··· STORED RECORDS ···
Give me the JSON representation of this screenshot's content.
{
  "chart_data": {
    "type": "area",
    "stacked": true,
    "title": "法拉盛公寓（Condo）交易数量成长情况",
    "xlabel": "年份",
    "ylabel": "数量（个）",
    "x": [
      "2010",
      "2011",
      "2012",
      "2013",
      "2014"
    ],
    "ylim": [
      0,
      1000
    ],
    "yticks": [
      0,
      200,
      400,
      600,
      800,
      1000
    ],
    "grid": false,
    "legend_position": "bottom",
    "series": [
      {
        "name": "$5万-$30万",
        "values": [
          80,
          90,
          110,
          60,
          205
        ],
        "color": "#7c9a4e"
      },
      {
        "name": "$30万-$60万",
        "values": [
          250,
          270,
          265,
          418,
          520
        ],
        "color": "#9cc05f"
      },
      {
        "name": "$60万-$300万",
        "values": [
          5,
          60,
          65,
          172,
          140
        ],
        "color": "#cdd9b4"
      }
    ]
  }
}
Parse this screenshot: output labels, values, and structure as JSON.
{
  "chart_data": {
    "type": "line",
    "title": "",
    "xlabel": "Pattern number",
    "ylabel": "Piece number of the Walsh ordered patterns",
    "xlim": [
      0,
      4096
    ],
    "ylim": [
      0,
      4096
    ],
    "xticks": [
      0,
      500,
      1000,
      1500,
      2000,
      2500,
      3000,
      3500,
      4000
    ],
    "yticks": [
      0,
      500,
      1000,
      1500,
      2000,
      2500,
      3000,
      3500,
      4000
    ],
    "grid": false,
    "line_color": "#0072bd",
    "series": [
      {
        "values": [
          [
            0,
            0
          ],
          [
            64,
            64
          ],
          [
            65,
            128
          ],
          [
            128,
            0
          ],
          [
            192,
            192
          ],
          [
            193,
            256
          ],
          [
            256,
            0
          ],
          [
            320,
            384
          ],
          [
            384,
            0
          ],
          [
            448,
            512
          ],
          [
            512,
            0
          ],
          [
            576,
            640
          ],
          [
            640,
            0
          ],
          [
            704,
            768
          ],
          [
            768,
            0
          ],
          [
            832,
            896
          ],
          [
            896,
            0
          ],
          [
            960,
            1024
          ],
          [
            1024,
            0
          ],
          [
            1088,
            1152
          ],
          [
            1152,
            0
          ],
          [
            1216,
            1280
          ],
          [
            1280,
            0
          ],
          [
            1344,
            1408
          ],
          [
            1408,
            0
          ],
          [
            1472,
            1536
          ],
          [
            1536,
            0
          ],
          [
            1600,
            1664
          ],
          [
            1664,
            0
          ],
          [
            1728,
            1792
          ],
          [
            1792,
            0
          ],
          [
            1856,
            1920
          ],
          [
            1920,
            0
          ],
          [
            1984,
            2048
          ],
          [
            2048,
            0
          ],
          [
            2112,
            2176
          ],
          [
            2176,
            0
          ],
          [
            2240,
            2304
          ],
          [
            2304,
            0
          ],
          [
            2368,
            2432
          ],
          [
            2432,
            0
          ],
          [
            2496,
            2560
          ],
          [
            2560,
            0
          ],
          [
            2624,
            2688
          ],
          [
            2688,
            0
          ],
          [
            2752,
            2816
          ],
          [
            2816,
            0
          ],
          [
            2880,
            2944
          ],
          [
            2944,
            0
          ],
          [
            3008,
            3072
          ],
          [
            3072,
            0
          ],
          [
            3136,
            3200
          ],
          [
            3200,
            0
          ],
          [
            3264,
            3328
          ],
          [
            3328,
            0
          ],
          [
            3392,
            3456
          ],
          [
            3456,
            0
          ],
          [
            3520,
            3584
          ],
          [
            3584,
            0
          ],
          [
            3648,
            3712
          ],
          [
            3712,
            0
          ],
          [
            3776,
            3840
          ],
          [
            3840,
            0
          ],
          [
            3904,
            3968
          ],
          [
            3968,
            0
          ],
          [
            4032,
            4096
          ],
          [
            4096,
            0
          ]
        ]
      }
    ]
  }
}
···
WHAT THE EXERCISE ASKS: Write out all of the records above exactly as they appear.

RESULT OF THIS EXERCISE:
Give me the JSON representation of this screenshot's content.
{
  "chart_data": {
    "type": "area",
    "stacked": true,
    "title": "法拉盛公寓（Condo）交易数量成长情况",
    "xlabel": "年份",
    "ylabel": "数量（个）",
    "x": [
      "2010",
      "2011",
      "2012",
      "2013",
      "2014"
    ],
    "ylim": [
      0,
      1000
    ],
    "yticks": [
      0,
      200,
      400,
      600,
      800,
      1000
    ],
    "grid": false,
    "legend_position": "bottom",
    "series": [
      {
        "name": "$5万-$30万",
        "values": [
          80,
          90,
          110,
          60,
          205
        ],
        "color": "#7c9a4e"
      },
      {
        "name": "$30万-$60万",
        "values": [
          250,
          270,
          265,
          418,
          520
        ],
        "color": "#9cc05f"
      },
      {
        "name": "$60万-$300万",
        "values": [
          5,
          60,
          65,
          172,
          140
        ],
        "color": "#cdd9b4"
      }
    ]
  }
}
Parse this screenshot: output labels, values, and structure as JSON.
{
  "chart_data": {
    "type": "line",
    "title": "",
    "xlabel": "Pattern number",
    "ylabel": "Piece number of the Walsh ordered patterns",
    "xlim": [
      0,
      4096
    ],
    "ylim": [
      0,
      4096
    ],
    "xticks": [
      0,
      500,
      1000,
      1500,
      2000,
      2500,
      3000,
      3500,
      4000
    ],
    "yticks": [
      0,
      500,
      1000,
      1500,
      2000,
      2500,
      3000,
      3500,
      4000
    ],
    "grid": false,
    "line_color": "#0072bd",
    "series": [
      {
        "values": [
          [
            0,
            0
          ],
          [
            64,
            64
          ],
          [
            65,
            128
          ],
          [
            128,
            0
          ],
          [
            192,
            192
          ],
          [
            193,
            256
          ],
          [
            256,
            0
          ],
          [
            320,
            384
          ],
          [
            384,
            0
          ],
          [
            448,
            512
          ],
          [
            512,
            0
          ],
          [
            576,
            640
          ],
          [
            640,
            0
          ],
          [
            704,
            768
          ],
          [
            768,
            0
          ],
          [
            832,
            896
          ],
          [
            896,
            0
          ],
          [
            960,
            1024
          ],
          [
            1024,
            0
          ],
          [
            1088,
            1152
          ],
          [
            1152,
            0
          ],
          [
            1216,
            1280
          ],
          [
            1280,
            0
          ],
          [
            1344,
            1408
          ],
          [
            1408,
            0
          ],
          [
            1472,
            1536
          ],
          [
            1536,
            0
          ],
          [
            1600,
            1664
          ],
          [
            1664,
            0
          ],
          [
            1728,
            1792
          ],
          [
            1792,
            0
          ],
          [
            1856,
            1920
          ],
          [
            1920,
            0
          ],
          [
            1984,
            2048
          ],
          [
            2048,
            0
          ],
          [
            2112,
            2176
          ],
          [
            2176,
            0
          ],
          [
            2240,
            2304
          ],
          [
            2304,
            0
          ],
          [
            2368,
            2432
          ],
          [
            2432,
            0
          ],
          [
            2496,
            2560
          ],
          [
            2560,
            0
          ],
          [
            2624,
            2688
          ],
          [
            2688,
            0
          ],
          [
            2752,
            2816
          ],
          [
            2816,
            0
          ],
          [
            2880,
            2944
          ],
          [
            2944,
            0
          ],
          [
            3008,
            3072
          ],
          [
            3072,
            0
          ],
          [
            3136,
            3200
          ],
          [
            3200,
            0
          ],
          [
            3264,
            3328
          ],
          [
            3328,
            0
          ],
          [
            3392,
            3456
          ],
          [
            3456,
            0
          ],
          [
            3520,
            3584
          ],
          [
            3584,
            0
          ],
          [
            3648,
            3712
          ],
          [
            3712,
            0
          ],
          [
            3776,
            3840
          ],
          [
            3840,
            0
          ],
          [
            3904,
            3968
          ],
          [
            3968,
            0
          ],
          [
            4032,
            4096
          ],
          [
            4096,
            0
          ]
        ]
      }
    ]
  }
}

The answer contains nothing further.